WHAT YOU SHOULD DO: Convert the stretch from the line containing "List every element" through the line containing "- colorbar-swatch-1: [783, 260, 803, 277]" into a Markdown table with the columns Row and Line, numbering each line and leaving out blank lines and pictures.

ROWS:
++++++

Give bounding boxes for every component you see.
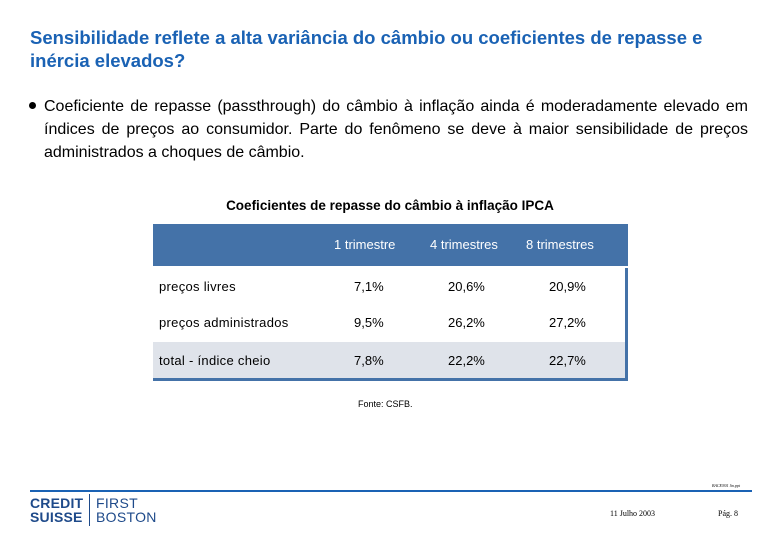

++++++

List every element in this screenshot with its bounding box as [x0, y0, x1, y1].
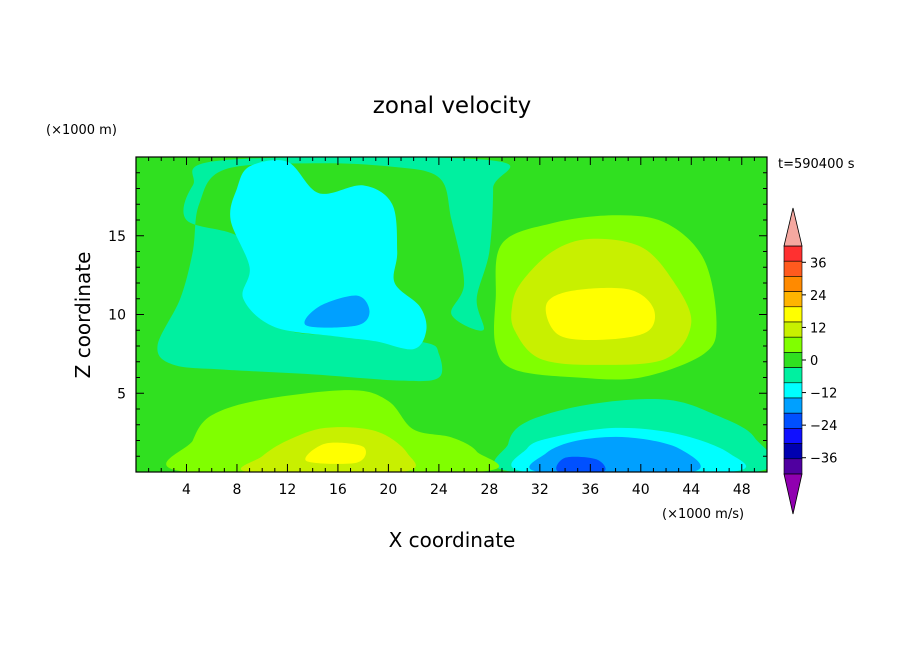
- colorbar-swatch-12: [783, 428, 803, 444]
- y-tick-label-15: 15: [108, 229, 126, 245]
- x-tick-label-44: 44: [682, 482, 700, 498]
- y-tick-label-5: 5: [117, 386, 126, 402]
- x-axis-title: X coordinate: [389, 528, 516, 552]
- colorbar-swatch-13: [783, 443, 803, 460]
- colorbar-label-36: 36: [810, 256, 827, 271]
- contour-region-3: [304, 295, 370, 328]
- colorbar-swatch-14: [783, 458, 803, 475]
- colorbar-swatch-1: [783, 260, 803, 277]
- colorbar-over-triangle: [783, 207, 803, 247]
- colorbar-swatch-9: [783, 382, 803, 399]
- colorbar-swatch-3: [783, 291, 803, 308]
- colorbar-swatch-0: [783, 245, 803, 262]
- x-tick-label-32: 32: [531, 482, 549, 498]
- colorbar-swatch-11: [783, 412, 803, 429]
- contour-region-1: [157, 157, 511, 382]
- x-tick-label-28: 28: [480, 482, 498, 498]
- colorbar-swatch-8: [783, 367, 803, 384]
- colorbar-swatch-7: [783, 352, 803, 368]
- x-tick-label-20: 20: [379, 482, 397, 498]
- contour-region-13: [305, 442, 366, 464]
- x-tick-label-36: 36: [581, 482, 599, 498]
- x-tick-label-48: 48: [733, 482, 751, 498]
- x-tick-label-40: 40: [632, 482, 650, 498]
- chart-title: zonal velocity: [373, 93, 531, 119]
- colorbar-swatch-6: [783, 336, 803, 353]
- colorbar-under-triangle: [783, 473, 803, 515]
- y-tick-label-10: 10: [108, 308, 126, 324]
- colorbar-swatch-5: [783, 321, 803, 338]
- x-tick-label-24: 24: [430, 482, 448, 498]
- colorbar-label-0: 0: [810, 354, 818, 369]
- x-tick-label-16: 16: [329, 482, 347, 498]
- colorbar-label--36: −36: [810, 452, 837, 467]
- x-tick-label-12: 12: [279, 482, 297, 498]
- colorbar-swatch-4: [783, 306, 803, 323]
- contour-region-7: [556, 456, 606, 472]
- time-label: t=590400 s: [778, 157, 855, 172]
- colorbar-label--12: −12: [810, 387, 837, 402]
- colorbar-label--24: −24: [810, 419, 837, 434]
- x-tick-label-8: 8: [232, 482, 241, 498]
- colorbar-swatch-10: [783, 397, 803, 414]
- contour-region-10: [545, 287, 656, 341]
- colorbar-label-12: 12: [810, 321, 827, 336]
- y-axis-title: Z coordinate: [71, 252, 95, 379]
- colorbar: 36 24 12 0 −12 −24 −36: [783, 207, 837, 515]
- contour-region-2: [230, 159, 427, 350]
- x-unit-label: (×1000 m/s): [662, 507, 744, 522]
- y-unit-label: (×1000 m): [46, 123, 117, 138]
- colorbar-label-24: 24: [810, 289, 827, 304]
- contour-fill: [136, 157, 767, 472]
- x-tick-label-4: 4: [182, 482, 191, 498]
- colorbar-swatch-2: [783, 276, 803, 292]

++++++

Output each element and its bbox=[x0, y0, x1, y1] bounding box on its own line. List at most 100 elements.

++++++

WRITTEN SOLUTION:
| Row | Line |
|---|---|
| 1 | List every element in this screenshot with its bounding box as [x0, y0, x1, y1]. |
| 2 | - colorbar-swatch-12: [783, 428, 803, 444] |
| 3 | - y-tick-label-15: 15: [108, 229, 126, 245] |
| 4 | - x-tick-label-44: 44: [682, 482, 700, 498] |
| 5 | - y-tick-label-5: 5: [117, 386, 126, 402] |
| 6 | - x-axis-title: X coordinate: [389, 528, 516, 552] |
| 7 | - colorbar-swatch-13: [783, 443, 803, 460] |
| 8 | - colorbar-label-36: 36: [810, 256, 827, 271] |
| 9 | - contour-region-3: [304, 295, 370, 328] |
| 10 | - colorbar-swatch-14: [783, 458, 803, 475] |
| 11 | - colorbar-swatch-1: [783, 260, 803, 277] |